▶ Instructions for the task
Locate each line with the string "this" in the listing below and copy it.

──────

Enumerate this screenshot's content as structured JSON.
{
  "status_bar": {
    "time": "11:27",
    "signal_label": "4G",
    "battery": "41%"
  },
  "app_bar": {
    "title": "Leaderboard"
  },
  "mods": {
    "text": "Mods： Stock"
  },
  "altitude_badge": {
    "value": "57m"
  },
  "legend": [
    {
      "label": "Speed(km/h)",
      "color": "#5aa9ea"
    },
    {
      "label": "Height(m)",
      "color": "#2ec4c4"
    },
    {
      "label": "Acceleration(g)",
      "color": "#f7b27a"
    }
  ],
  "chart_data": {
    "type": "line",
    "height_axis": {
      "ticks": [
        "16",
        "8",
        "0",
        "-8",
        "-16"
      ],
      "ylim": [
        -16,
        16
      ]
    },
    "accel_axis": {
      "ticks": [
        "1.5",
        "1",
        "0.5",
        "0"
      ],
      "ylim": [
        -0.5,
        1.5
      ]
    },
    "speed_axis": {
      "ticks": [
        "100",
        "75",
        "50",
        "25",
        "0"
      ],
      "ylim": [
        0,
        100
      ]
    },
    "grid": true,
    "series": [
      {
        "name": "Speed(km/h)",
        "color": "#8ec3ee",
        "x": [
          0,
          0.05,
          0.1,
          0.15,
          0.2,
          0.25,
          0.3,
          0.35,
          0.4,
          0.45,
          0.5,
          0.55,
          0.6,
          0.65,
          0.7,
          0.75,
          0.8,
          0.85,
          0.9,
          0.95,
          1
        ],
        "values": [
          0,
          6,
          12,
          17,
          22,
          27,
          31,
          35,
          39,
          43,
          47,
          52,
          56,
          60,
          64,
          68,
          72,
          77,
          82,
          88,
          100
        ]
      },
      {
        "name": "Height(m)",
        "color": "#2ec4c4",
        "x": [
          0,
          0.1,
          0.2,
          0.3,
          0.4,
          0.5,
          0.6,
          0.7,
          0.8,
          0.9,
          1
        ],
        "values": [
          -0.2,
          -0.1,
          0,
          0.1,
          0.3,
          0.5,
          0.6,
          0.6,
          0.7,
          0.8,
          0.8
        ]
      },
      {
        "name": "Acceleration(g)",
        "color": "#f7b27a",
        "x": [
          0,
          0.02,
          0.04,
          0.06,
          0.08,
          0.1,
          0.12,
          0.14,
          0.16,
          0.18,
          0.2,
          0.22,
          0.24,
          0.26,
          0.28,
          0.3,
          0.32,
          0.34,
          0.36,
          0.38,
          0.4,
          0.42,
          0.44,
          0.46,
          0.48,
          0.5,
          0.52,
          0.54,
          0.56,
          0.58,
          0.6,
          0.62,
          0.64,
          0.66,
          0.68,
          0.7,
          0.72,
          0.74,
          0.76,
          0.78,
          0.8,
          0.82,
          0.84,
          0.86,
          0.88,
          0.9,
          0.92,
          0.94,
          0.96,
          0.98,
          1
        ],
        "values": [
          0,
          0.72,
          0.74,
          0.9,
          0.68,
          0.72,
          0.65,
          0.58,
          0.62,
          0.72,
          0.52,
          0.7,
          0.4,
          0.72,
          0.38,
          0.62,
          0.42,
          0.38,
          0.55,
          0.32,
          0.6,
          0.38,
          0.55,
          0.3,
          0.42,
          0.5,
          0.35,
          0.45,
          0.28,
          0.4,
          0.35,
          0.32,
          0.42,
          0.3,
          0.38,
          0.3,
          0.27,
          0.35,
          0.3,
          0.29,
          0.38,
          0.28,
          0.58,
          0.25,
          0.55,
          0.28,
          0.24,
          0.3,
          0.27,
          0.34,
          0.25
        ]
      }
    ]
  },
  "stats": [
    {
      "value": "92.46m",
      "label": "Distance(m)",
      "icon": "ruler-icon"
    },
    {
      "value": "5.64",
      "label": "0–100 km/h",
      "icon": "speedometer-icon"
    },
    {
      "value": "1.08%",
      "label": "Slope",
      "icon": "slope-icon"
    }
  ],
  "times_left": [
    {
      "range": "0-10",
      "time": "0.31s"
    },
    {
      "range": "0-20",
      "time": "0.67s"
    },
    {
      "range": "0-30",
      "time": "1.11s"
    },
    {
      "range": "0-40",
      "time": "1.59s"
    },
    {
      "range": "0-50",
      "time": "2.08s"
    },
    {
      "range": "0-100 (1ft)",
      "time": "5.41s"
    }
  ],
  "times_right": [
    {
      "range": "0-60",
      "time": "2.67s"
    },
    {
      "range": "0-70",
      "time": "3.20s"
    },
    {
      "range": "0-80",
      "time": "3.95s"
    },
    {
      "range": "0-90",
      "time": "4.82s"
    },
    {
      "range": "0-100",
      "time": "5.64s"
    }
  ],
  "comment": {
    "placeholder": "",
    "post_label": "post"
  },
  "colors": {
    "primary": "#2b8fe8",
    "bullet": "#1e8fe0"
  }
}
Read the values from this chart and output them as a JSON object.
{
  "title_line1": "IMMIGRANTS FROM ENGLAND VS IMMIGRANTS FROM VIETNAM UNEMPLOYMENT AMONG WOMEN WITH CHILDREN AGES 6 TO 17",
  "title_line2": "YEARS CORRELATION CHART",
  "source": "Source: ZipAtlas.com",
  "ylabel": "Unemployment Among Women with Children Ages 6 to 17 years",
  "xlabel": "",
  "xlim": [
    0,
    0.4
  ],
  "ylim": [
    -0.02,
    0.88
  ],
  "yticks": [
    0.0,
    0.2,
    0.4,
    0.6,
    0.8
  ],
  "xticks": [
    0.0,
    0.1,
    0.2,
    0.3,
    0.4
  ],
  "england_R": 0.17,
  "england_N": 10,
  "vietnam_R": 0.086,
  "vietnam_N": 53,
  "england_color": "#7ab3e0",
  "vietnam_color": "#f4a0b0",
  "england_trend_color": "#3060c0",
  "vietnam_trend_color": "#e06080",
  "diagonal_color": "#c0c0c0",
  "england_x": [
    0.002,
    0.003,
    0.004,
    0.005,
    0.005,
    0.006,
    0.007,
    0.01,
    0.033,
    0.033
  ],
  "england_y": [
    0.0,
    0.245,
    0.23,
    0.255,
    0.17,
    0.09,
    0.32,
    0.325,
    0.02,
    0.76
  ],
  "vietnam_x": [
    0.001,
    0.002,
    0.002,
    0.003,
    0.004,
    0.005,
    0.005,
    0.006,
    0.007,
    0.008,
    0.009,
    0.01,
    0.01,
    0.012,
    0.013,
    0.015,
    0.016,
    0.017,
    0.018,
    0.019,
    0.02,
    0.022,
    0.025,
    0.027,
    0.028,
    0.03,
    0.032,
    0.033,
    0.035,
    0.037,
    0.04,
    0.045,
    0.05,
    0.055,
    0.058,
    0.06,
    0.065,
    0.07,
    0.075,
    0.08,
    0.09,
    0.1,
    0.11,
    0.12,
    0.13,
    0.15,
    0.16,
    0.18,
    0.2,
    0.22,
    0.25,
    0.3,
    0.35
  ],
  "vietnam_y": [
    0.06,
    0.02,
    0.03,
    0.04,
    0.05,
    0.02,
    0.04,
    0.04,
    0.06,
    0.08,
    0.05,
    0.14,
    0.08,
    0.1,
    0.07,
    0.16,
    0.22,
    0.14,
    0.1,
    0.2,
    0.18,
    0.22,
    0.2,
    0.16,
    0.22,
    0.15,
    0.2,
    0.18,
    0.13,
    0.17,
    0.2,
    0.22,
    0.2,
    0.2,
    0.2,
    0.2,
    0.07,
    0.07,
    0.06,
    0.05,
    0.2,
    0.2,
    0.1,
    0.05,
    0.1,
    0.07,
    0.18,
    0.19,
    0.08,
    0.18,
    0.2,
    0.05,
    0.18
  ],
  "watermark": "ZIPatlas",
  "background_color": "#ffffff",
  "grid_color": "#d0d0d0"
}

──────

▶ Full response
Enumerate this screenshot's content as structured JSON.
Read the values from this chart and output them as a JSON object.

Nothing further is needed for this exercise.